— WHAT THE TASK ASKS —
Print the entries verbatim, leaving out the images they contain.

** Start **

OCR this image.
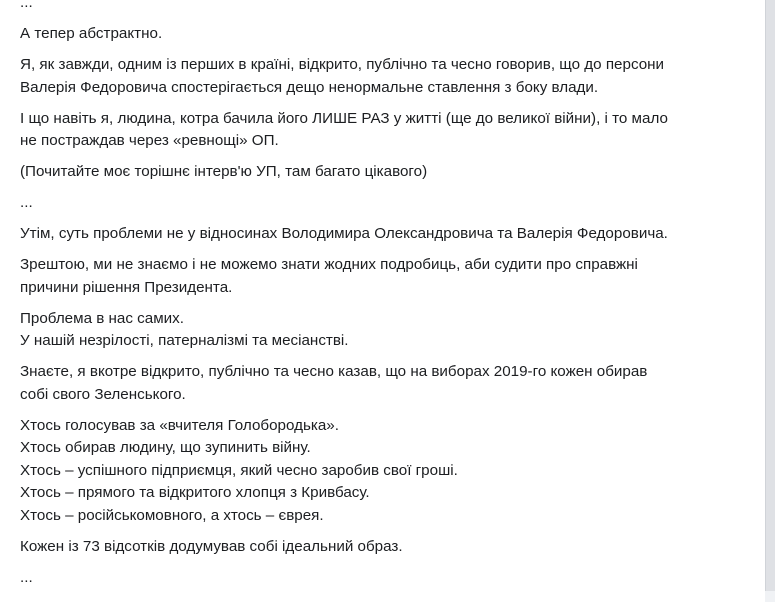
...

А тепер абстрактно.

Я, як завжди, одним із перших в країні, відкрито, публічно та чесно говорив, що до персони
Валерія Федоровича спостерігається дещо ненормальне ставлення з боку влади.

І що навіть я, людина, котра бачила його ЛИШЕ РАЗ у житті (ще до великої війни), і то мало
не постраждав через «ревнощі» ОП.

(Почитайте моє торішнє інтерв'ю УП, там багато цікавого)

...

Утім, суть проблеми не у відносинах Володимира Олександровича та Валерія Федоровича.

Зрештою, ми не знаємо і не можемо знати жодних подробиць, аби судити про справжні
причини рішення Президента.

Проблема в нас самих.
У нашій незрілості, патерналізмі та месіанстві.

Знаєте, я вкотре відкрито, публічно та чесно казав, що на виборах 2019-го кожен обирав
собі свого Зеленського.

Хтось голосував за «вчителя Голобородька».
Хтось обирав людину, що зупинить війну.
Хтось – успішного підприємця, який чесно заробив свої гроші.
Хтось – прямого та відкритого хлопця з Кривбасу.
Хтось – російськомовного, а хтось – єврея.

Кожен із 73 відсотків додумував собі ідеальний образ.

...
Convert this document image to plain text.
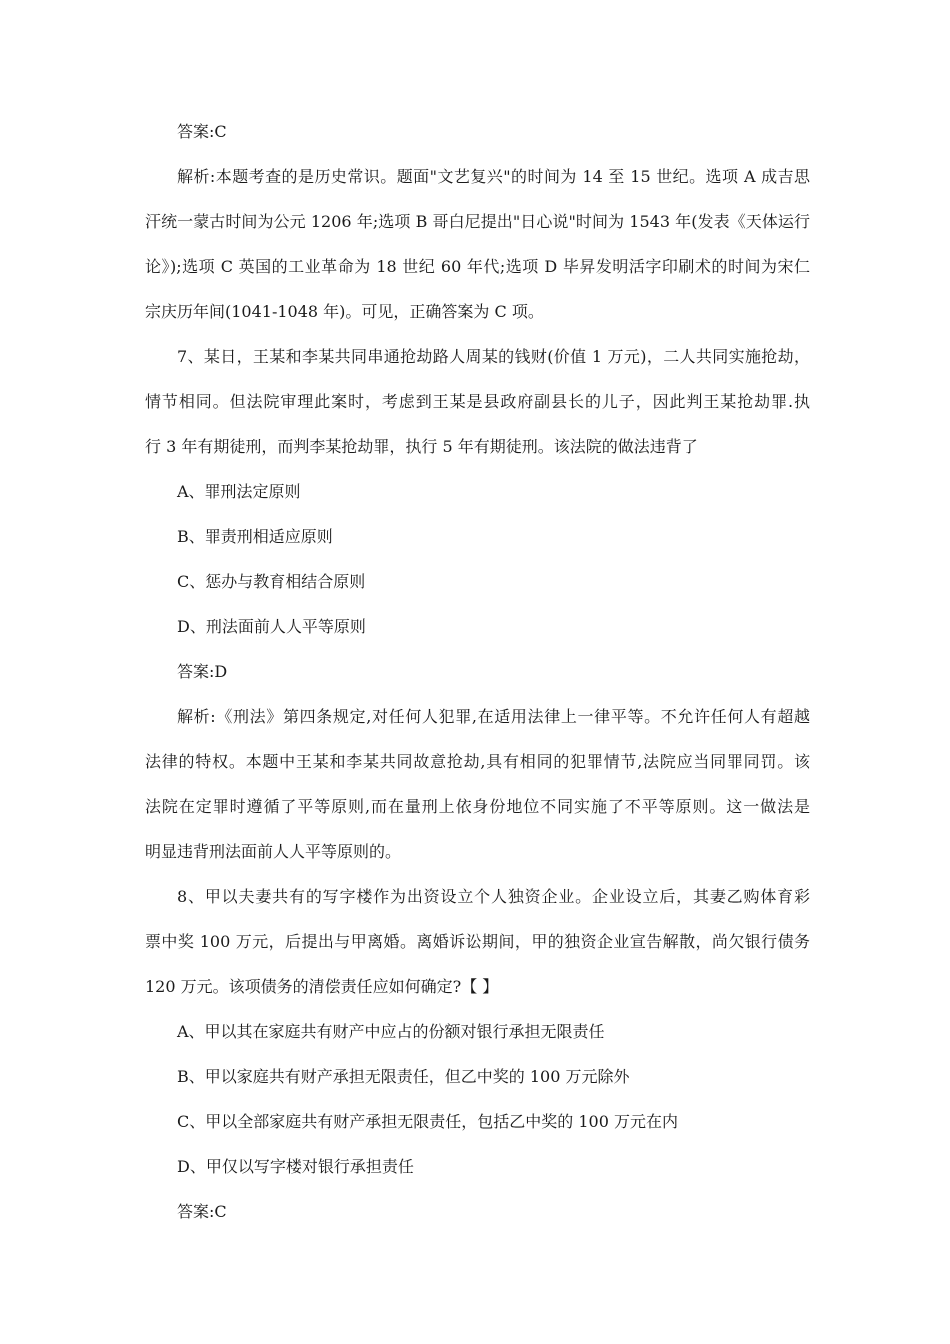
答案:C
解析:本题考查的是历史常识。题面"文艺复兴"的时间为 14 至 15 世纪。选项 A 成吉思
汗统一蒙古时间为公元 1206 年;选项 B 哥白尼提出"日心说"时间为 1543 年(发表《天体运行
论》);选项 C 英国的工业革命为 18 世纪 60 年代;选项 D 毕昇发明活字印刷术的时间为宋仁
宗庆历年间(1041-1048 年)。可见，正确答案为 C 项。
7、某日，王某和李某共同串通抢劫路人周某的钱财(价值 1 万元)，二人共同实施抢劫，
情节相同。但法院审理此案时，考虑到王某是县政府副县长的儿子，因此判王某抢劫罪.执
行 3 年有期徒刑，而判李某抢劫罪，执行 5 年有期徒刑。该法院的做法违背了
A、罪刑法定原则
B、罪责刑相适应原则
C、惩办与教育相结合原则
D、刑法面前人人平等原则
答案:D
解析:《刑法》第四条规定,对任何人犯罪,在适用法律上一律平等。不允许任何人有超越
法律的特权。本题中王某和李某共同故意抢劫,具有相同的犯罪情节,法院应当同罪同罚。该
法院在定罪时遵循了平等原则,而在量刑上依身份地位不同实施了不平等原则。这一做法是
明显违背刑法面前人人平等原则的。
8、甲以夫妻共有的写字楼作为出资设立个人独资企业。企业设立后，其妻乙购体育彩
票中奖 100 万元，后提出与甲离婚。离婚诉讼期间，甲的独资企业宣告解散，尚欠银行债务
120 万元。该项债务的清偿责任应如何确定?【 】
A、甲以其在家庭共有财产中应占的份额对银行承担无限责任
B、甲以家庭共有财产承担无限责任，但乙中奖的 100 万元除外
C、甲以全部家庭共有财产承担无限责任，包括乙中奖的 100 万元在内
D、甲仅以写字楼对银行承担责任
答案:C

** End **

— THE RESULT —
OCR this image.
...

А тепер абстрактно.

Я, як завжди, одним із перших в країні, відкрито, публічно та чесно говорив, що до персони
Валерія Федоровича спостерігається дещо ненормальне ставлення з боку влади.

І що навіть я, людина, котра бачила його ЛИШЕ РАЗ у житті (ще до великої війни), і то мало
не постраждав через «ревнощі» ОП.

(Почитайте моє торішнє інтерв'ю УП, там багато цікавого)

...

Утім, суть проблеми не у відносинах Володимира Олександровича та Валерія Федоровича.

Зрештою, ми не знаємо і не можемо знати жодних подробиць, аби судити про справжні
причини рішення Президента.

Проблема в нас самих.
У нашій незрілості, патерналізмі та месіанстві.

Знаєте, я вкотре відкрито, публічно та чесно казав, що на виборах 2019-го кожен обирав
собі свого Зеленського.

Хтось голосував за «вчителя Голобородька».
Хтось обирав людину, що зупинить війну.
Хтось – успішного підприємця, який чесно заробив свої гроші.
Хтось – прямого та відкритого хлопця з Кривбасу.
Хтось – російськомовного, а хтось – єврея.

Кожен із 73 відсотків додумував собі ідеальний образ.

...
Convert this document image to plain text.
答案:C
解析:本题考查的是历史常识。题面"文艺复兴"的时间为 14 至 15 世纪。选项 A 成吉思
汗统一蒙古时间为公元 1206 年;选项 B 哥白尼提出"日心说"时间为 1543 年(发表《天体运行
论》);选项 C 英国的工业革命为 18 世纪 60 年代;选项 D 毕昇发明活字印刷术的时间为宋仁
宗庆历年间(1041-1048 年)。可见，正确答案为 C 项。
7、某日，王某和李某共同串通抢劫路人周某的钱财(价值 1 万元)，二人共同实施抢劫，
情节相同。但法院审理此案时，考虑到王某是县政府副县长的儿子，因此判王某抢劫罪.执
行 3 年有期徒刑，而判李某抢劫罪，执行 5 年有期徒刑。该法院的做法违背了
A、罪刑法定原则
B、罪责刑相适应原则
C、惩办与教育相结合原则
D、刑法面前人人平等原则
答案:D
解析:《刑法》第四条规定,对任何人犯罪,在适用法律上一律平等。不允许任何人有超越
法律的特权。本题中王某和李某共同故意抢劫,具有相同的犯罪情节,法院应当同罪同罚。该
法院在定罪时遵循了平等原则,而在量刑上依身份地位不同实施了不平等原则。这一做法是
明显违背刑法面前人人平等原则的。
8、甲以夫妻共有的写字楼作为出资设立个人独资企业。企业设立后，其妻乙购体育彩
票中奖 100 万元，后提出与甲离婚。离婚诉讼期间，甲的独资企业宣告解散，尚欠银行债务
120 万元。该项债务的清偿责任应如何确定?【 】
A、甲以其在家庭共有财产中应占的份额对银行承担无限责任
B、甲以家庭共有财产承担无限责任，但乙中奖的 100 万元除外
C、甲以全部家庭共有财产承担无限责任，包括乙中奖的 100 万元在内
D、甲仅以写字楼对银行承担责任
答案:C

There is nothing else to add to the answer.